PASSAGE PROPOSÉ:
────

Si les repères chronologiques ne sont pas tout à fait clairs, c'est parce que l'auteur ne semble pas avoir eu l'intention de raconter la réalité extérieure de sa vie (donc de rechercher à situer temporellement les événements), mais apparemment d'appréhender cette vie de l'intérieur, et de montrer donc ce qui a pu marquer l'enfant dans son apprentissage de la vie, grâce notamment aux différents rapports - fictifs ou réels - avec les autres. C'est pourquoi les événements semblent se situer en dehors de la temporalité traditionnelle du récit (marquée notamment par des dates ). Ils prennent leur valeur non en fonction de leur degré d'authenticité (par rapport au réel) mais en fonction de leur importance affective par rapport au narrateur. Celui-ci ne cherche pas à recomposer un « temps perdu » mais à recréer l'ambiance et les sensations d'une expérience intérieure.

Le changement de Jean ( changement physique et psychologique) est donc très souvent évoqué indirectement par des indications sur sa façon de voir et de sentir le monde (encore que sur certains points, comme sa sensibilité ou son sens de la poésie par exemple, il ne change pas trop), et non par des indications relatives à l'âge. Il n'est donc pas toujours facile de reconstruire une chronologie précise de tous les événements racontés parce que ceux-ci relèvent plus de la subjectivité de l'enfant (et du narrateur qui les organise dans un récit particulier) que de la « réalité » référentielle.

────

DONNÉES RÉPERTORIÉES:
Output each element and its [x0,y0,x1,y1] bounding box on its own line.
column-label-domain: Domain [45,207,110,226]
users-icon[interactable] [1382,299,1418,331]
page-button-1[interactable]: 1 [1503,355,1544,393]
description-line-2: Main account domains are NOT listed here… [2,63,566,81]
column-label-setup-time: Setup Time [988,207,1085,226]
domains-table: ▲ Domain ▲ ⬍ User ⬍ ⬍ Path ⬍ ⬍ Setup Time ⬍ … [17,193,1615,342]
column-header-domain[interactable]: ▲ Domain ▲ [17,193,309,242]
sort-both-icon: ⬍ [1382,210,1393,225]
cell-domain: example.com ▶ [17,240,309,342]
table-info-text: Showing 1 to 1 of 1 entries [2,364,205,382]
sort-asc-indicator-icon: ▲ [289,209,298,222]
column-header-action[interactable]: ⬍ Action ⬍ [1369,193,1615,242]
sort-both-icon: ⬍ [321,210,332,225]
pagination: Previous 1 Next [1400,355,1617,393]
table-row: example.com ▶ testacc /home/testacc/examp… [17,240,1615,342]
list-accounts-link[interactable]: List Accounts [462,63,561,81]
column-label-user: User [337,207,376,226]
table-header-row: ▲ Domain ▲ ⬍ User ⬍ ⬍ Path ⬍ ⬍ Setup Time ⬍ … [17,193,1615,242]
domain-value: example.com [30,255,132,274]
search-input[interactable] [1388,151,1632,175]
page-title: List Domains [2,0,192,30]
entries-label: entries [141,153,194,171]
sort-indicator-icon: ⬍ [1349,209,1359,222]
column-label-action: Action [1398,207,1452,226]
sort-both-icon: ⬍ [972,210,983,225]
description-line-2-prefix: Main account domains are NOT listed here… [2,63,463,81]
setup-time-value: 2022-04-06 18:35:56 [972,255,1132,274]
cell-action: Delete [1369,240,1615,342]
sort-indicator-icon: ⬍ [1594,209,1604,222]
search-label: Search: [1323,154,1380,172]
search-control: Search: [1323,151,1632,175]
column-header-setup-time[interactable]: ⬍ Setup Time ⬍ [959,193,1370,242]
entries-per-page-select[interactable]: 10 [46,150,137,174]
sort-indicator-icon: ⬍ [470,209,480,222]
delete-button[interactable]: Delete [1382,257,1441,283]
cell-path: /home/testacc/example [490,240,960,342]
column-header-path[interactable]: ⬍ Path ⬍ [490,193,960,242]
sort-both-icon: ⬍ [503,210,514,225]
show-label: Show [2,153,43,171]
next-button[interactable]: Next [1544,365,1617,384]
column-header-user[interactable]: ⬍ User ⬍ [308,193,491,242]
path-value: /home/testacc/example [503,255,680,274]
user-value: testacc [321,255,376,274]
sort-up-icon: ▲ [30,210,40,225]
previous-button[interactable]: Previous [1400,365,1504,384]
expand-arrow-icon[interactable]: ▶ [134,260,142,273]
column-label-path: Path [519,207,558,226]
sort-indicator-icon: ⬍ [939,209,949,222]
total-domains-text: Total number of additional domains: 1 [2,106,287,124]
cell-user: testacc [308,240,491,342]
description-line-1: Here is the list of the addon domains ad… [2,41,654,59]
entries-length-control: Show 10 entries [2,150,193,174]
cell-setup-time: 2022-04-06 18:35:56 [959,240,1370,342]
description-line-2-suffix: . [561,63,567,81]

────

CONSIGNES:
1. Traduisez en anglais cette phrase du passage : « Ils prennent leur valeur non en fonction de leur degré d'authenticité (par rapport au réel) mais en fonction de leur importance affective par rapport au narrateur. »
2. Recopiez fidèlement tout ce qui, dans le passage, va de « Si les repères » jusqu'à « d'une expérience intérieure. ».
Les lignes ci-dessus forment un matériau distinct du passage.

RÉPONSES PAR CONSIGNE:
1. They take on their value not according to their degree of authenticity (in relation to reality) but according to their emotional importance to the narrator.

2.
Si les repères chronologiques ne sont pas tout à fait clairs, c'est parce que l'auteur ne semble pas avoir eu l'intention de raconter la réalité extérieure de sa vie (donc de rechercher à situer temporellement les événements), mais apparemment d'appréhender cette vie de l'intérieur, et de montrer donc ce qui a pu marquer l'enfant dans son apprentissage de la vie, grâce notamment aux différents rapports - fictifs ou réels - avec les autres. C'est pourquoi les événements semblent se situer en dehors de la temporalité traditionnelle du récit (marquée notamment par des dates ). Ils prennent leur valeur non en fonction de leur degré d'authenticité (par rapport au réel) mais en fonction de leur importance affective par rapport au narrateur. Celui-ci ne cherche pas à recomposer un « temps perdu » mais à recréer l'ambiance et les sensations d'une expérience intérieure.